Passage:
..............................
# Thule 594xt Sidearm Vs Yakima Highroller



## cengle33 (Jun 25, 2007)

I'm in the market for a new roof top carrier for my 2004 Jeep Grand Cherokee and can't decide between the thule 594 xt and yakima Highroller. What are your experiences with these models? I will be using for a 29" cannondale mtb and a cannondale synapse road bike. Thanks for the help and happy trails.


----------



## tiflow_21 (Oct 27, 2005)

I've had multiple high rollers. Solid mounting system, have had great luck with them for the past 2+ years. Never used the thule, so can't comment there. Main reason I went with the high roller was it seemed less bulky and the trays seemed a bit wider/higher quality.


----------



## tednugent (Apr 16, 2009)

Quick question: Using the factory cross bars?

If so, you'll need some mighty mounts in order to mount the highroller to the factory cross bars.

Yakima does have the new FrontLoader, which is universal out of the box. It doesn't feel as secure as the Highroller though. The Highrolller is more solidly built, so it can handle more weight.


----------



## cengle33 (Jun 25, 2007)

I already have the mighty mounts.


----------



## cracksandracks.com (Oct 22, 2009)

here's the video...in case you're still interested.


----------



## cengle33 (Jun 25, 2007)

Great video...I think i'm going to go with the highroller because it lays flat and it looks like the thule sidearm could possibly rub on the front fork.


----------



## cracksandracks.com (Oct 22, 2009)

there was a thread about that and the sidearm.  if you look at the photos of the sidearm...you'll see that the hook arm is off the front of the fork. personally, i pull the hook arm all the way up against my fork, and then ratchet it down, and there is some rubbing on my fork. 
the yakima highroller is a really nice looking rack too, and a much lower profile on the roof when not in use.


----------



## lutexas (Oct 29, 2008)

I am also looking for a roof rack. The only reason: security

After checking out all the available racks on the market and calling Yakima and Thule to ask questions, I think the sidearm would be more secure than the highroller.

On the Yakima highroller there is no lock to prevent somebody to turn the red knob and the cable looks thin.

The Thule sidearm has a lock on the arm itself but if you deflate or remove the front tire you can take the bike out.

I will get the sidearm and a rockguard cable lock to secure the frame to the roof rack.


----------



## cracksandracks.com (Oct 22, 2009)

i think that is a good call...the cable lock, while it is able to be passed thru the frame on the highroller is pretty thin.

let us know if we can help you with the sidearms....10% off, free shipping and in-stock!


----------



## tednugent (Apr 16, 2009)

lutexas said:


> I am also looking for a roof rack. The only reason: security
> 
> After checking out all the available racks on the market and calling Yakima and Thule to ask questions, I think the sidearm would be more secure than the highroller.
..............................
Material shown:
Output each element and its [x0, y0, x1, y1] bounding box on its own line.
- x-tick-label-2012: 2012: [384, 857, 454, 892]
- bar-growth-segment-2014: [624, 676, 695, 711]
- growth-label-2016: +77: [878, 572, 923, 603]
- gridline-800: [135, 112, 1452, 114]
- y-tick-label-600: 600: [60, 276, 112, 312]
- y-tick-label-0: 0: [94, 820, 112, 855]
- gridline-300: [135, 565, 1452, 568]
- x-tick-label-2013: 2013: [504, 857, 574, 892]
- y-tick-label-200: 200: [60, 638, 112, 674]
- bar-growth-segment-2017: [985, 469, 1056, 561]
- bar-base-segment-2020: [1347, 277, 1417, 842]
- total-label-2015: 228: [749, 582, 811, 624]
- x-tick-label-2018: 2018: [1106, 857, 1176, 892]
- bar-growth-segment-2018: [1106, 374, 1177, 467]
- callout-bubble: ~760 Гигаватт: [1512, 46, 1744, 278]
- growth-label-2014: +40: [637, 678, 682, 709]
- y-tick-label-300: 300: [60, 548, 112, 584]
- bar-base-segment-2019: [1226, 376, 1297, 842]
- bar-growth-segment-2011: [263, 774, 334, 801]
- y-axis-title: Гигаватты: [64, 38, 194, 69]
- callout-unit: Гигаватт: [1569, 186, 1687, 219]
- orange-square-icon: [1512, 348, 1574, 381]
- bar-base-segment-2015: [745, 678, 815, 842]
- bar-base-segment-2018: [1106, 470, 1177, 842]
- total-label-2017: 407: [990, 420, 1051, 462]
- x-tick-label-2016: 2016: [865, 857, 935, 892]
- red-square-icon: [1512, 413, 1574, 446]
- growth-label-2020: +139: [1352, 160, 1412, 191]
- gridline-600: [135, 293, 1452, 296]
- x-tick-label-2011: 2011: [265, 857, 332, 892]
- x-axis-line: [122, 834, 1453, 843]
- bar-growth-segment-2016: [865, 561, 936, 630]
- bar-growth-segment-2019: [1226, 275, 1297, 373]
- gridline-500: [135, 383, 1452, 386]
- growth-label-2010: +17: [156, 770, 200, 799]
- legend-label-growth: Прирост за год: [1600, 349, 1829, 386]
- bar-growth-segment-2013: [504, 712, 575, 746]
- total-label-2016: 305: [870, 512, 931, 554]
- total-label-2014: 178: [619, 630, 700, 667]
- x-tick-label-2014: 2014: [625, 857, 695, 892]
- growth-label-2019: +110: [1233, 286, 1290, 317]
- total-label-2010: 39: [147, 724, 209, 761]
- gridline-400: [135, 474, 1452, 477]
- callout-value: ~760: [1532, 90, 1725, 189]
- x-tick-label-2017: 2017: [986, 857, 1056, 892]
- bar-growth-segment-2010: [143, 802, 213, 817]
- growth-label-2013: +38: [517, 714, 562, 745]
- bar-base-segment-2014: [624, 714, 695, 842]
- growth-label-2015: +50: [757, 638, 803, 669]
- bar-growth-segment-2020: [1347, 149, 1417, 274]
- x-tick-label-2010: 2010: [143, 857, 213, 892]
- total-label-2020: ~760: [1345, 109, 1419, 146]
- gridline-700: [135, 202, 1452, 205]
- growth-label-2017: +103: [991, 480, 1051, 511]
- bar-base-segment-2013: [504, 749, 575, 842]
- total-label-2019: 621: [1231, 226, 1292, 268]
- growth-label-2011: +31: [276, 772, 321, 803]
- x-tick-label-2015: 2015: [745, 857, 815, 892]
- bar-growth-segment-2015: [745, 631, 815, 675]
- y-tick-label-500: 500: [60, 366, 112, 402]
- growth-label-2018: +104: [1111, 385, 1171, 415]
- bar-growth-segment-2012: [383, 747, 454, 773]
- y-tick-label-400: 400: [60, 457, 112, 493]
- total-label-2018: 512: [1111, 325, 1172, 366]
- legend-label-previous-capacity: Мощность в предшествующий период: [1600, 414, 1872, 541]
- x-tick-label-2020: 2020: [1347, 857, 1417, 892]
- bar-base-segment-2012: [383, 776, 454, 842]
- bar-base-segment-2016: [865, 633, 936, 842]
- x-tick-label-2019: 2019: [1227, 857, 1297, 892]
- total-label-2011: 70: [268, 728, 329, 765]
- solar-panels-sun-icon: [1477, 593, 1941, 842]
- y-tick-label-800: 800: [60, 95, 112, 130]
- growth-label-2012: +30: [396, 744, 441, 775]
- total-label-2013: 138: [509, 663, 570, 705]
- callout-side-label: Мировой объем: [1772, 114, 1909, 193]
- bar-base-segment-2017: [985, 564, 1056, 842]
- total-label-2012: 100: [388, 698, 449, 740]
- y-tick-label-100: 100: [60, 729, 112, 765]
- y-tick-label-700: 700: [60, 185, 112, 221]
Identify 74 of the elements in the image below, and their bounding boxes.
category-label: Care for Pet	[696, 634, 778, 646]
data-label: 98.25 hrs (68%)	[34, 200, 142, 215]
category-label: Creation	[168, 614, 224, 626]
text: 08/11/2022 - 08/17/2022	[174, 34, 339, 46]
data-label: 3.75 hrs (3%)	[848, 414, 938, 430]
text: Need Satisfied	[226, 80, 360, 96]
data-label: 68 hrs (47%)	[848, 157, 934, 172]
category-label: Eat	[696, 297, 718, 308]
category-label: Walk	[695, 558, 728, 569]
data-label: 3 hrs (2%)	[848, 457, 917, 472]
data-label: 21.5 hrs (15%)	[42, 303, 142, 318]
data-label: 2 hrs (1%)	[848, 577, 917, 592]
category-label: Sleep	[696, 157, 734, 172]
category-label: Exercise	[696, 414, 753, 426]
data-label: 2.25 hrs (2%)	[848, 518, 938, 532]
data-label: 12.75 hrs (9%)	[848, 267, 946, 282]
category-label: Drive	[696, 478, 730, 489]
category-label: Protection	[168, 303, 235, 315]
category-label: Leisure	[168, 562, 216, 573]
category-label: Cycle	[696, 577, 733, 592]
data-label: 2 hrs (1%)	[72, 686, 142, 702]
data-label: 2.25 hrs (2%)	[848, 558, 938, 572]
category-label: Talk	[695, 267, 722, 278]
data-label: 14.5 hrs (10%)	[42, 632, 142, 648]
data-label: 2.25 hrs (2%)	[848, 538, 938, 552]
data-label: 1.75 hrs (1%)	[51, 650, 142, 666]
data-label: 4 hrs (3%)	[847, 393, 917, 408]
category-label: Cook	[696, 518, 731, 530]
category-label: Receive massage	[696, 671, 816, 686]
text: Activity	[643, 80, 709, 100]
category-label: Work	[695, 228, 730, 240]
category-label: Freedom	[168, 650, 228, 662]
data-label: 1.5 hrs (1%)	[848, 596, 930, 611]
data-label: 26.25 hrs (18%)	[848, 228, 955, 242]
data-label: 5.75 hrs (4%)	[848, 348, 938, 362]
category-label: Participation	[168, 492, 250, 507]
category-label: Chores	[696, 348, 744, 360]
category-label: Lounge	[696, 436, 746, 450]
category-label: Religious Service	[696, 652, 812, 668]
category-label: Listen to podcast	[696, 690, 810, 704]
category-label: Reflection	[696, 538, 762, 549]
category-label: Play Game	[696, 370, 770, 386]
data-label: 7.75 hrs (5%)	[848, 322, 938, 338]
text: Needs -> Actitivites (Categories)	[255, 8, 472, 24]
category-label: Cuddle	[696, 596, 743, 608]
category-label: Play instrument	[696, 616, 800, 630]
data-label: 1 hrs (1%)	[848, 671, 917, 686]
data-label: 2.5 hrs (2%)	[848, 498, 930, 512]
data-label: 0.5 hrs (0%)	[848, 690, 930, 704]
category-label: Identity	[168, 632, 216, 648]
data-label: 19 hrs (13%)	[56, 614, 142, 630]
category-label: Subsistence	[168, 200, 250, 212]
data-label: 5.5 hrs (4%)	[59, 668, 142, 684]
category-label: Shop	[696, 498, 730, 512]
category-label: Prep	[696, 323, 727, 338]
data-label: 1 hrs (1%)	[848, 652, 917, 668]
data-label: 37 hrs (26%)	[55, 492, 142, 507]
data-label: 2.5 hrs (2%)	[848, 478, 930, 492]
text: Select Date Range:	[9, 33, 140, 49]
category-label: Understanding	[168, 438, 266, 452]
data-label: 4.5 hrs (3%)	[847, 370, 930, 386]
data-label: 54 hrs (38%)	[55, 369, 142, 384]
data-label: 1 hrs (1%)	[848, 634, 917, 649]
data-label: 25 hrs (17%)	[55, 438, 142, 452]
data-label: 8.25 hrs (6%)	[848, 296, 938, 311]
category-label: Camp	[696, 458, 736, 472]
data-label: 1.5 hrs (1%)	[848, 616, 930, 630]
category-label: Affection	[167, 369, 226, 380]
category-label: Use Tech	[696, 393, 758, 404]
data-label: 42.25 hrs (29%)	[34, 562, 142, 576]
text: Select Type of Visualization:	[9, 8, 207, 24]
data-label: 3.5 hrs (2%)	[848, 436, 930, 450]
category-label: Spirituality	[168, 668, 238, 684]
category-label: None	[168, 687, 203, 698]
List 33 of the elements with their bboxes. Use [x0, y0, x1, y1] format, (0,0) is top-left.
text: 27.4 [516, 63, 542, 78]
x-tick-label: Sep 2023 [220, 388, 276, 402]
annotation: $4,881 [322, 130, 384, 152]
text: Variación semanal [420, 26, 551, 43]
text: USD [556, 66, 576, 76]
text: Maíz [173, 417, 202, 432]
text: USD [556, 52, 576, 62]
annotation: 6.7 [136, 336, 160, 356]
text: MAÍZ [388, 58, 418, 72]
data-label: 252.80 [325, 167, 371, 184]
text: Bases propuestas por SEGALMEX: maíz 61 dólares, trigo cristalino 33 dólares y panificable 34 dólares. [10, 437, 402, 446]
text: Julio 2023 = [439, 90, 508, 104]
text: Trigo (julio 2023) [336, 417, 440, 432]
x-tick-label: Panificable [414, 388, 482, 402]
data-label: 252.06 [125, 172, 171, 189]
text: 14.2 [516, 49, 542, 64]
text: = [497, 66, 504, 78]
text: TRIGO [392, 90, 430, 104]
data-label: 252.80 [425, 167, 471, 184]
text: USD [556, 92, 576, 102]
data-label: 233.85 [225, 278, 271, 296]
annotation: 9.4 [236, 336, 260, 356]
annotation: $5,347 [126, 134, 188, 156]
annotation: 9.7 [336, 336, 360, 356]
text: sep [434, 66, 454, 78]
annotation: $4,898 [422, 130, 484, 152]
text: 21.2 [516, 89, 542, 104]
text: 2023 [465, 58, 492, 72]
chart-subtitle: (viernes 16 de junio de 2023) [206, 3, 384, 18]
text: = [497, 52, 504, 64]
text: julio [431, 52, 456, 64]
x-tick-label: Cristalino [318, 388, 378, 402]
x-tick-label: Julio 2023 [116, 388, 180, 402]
..............................
Your tasks:
1. Answer these questions from the rack thread, one line each:
(a) What vehicle does the first poster want a roof top carrier for?
(b) According to tednugent, what is needed to mount the Highroller to the factory cross bars?
(c) What does lutexas plan to get along with the sidearm to secure the frame?
2. Write out the part of the rack thread starting at "the yakima highroller is" and ending at "cable looks thin.", without changing a word.

Correct answers:
1.
(a) A 2004 Jeep Grand Cherokee.
(b) Mighty mounts.
(c) A rockguard cable lock.

2.
the yakima highroller is a really nice looking rack too, and a much lower profile on the roof when not in use.


----------



## lutexas (Oct 29, 2008)

I am also looking for a roof rack. The only reason: security

After checking out all the available racks on the market and calling Yakima and Thule to ask questions, I think the sidearm would be more secure than the highroller.

On the Yakima highroller there is no lock to prevent somebody to turn the red knob and the cable looks thin.